[EXERCISE INSTRUCTIONS]
Below you will find a set of lines. Repeat them all exactly.
begin
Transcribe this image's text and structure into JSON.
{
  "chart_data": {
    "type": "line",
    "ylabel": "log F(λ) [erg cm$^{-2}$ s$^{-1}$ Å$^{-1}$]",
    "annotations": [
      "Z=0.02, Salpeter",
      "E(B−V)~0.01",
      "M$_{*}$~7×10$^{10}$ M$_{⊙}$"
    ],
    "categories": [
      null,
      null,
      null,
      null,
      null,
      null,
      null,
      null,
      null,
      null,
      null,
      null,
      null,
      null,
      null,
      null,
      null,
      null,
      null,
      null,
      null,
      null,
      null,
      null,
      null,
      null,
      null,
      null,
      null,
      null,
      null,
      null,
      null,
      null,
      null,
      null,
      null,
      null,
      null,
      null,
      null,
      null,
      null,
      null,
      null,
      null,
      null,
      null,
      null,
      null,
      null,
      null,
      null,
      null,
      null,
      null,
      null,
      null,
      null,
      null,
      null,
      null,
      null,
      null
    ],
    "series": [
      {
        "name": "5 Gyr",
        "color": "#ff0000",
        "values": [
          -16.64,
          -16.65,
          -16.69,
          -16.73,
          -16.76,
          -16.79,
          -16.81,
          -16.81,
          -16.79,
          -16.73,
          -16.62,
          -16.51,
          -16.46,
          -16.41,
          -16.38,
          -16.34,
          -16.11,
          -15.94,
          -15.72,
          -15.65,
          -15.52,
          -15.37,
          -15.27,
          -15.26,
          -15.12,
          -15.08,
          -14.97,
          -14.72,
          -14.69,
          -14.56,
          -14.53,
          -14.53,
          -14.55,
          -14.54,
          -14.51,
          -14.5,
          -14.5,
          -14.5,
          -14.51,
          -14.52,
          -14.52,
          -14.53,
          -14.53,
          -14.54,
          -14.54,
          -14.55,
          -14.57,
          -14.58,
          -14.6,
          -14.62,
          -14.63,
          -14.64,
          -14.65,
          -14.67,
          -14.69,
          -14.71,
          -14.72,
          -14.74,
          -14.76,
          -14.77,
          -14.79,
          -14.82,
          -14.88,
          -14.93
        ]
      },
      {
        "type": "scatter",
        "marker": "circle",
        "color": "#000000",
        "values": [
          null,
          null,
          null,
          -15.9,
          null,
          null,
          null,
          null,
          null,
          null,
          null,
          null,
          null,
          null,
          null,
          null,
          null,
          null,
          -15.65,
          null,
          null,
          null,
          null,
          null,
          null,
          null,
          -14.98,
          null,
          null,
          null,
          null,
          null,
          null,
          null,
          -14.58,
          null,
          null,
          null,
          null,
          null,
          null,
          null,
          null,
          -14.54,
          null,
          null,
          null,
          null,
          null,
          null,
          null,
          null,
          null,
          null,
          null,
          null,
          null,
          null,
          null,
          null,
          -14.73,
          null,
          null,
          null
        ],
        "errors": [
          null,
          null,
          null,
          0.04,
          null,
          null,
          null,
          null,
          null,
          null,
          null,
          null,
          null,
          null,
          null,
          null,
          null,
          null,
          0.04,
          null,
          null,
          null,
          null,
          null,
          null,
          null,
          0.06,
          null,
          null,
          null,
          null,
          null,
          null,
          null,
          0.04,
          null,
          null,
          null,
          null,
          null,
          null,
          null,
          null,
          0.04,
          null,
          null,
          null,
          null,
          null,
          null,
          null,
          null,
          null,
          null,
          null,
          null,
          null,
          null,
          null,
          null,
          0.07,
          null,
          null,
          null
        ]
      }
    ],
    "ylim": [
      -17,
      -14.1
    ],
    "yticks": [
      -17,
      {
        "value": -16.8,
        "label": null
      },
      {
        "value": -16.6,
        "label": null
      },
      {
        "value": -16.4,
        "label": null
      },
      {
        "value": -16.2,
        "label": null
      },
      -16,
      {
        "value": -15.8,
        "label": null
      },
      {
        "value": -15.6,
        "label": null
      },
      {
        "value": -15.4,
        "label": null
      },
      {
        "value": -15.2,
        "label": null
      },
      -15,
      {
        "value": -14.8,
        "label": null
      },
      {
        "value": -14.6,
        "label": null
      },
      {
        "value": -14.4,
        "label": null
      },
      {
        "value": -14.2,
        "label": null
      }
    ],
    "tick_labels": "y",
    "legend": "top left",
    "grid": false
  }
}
end
[SOLVED EXERCISE]
Transcribe this image's text and structure into JSON.
{
  "chart_data": {
    "type": "line",
    "ylabel": "log F(λ) [erg cm$^{-2}$ s$^{-1}$ Å$^{-1}$]",
    "annotations": [
      "Z=0.02, Salpeter",
      "E(B−V)~0.01",
      "M$_{*}$~7×10$^{10}$ M$_{⊙}$"
    ],
    "categories": [
      null,
      null,
      null,
      null,
      null,
      null,
      null,
      null,
      null,
      null,
      null,
      null,
      null,
      null,
      null,
      null,
      null,
      null,
      null,
      null,
      null,
      null,
      null,
      null,
      null,
      null,
      null,
      null,
      null,
      null,
      null,
      null,
      null,
      null,
      null,
      null,
      null,
      null,
      null,
      null,
      null,
      null,
      null,
      null,
      null,
      null,
      null,
      null,
      null,
      null,
      null,
      null,
      null,
      null,
      null,
      null,
      null,
      null,
      null,
      null,
      null,
      null,
      null,
      null
    ],
    "series": [
      {
        "name": "5 Gyr",
        "color": "#ff0000",
        "values": [
          -16.64,
          -16.65,
          -16.69,
          -16.73,
          -16.76,
          -16.79,
          -16.81,
          -16.81,
          -16.79,
          -16.73,
          -16.62,
          -16.51,
          -16.46,
          -16.41,
          -16.38,
          -16.34,
          -16.11,
          -15.94,
          -15.72,
          -15.65,
          -15.52,
          -15.37,
          -15.27,
          -15.26,
          -15.12,
          -15.08,
          -14.97,
          -14.72,
          -14.69,
          -14.56,
          -14.53,
          -14.53,
          -14.55,
          -14.54,
          -14.51,
          -14.5,
          -14.5,
          -14.5,
          -14.51,
          -14.52,
          -14.52,
          -14.53,
          -14.53,
          -14.54,
          -14.54,
          -14.55,
          -14.57,
          -14.58,
          -14.6,
          -14.62,
          -14.63,
          -14.64,
          -14.65,
          -14.67,
          -14.69,
          -14.71,
          -14.72,
          -14.74,
          -14.76,
          -14.77,
          -14.79,
          -14.82,
          -14.88,
          -14.93
        ]
      },
      {
        "type": "scatter",
        "marker": "circle",
        "color": "#000000",
        "values": [
          null,
          null,
          null,
          -15.9,
          null,
          null,
          null,
          null,
          null,
          null,
          null,
          null,
          null,
          null,
          null,
          null,
          null,
          null,
          -15.65,
          null,
          null,
          null,
          null,
          null,
          null,
          null,
          -14.98,
          null,
          null,
          null,
          null,
          null,
          null,
          null,
          -14.58,
          null,
          null,
          null,
          null,
          null,
          null,
          null,
          null,
          -14.54,
          null,
          null,
          null,
          null,
          null,
          null,
          null,
          null,
          null,
          null,
          null,
          null,
          null,
          null,
          null,
          null,
          -14.73,
          null,
          null,
          null
        ],
        "errors": [
          null,
          null,
          null,
          0.04,
          null,
          null,
          null,
          null,
          null,
          null,
          null,
          null,
          null,
          null,
          null,
          null,
          null,
          null,
          0.04,
          null,
          null,
          null,
          null,
          null,
          null,
          null,
          0.06,
          null,
          null,
          null,
          null,
          null,
          null,
          null,
          0.04,
          null,
          null,
          null,
          null,
          null,
          null,
          null,
          null,
          0.04,
          null,
          null,
          null,
          null,
          null,
          null,
          null,
          null,
          null,
          null,
          null,
          null,
          null,
          null,
          null,
          null,
          0.07,
          null,
          null,
          null
        ]
      }
    ],
    "ylim": [
      -17,
      -14.1
    ],
    "yticks": [
      -17,
      {
        "value": -16.8,
        "label": null
      },
      {
        "value": -16.6,
        "label": null
      },
      {
        "value": -16.4,
        "label": null
      },
      {
        "value": -16.2,
        "label": null
      },
      -16,
      {
        "value": -15.8,
        "label": null
      },
      {
        "value": -15.6,
        "label": null
      },
      {
        "value": -15.4,
        "label": null
      },
      {
        "value": -15.2,
        "label": null
      },
      -15,
      {
        "value": -14.8,
        "label": null
      },
      {
        "value": -14.6,
        "label": null
      },
      {
        "value": -14.4,
        "label": null
      },
      {
        "value": -14.2,
        "label": null
      }
    ],
    "tick_labels": "y",
    "legend": "top left",
    "grid": false
  }
}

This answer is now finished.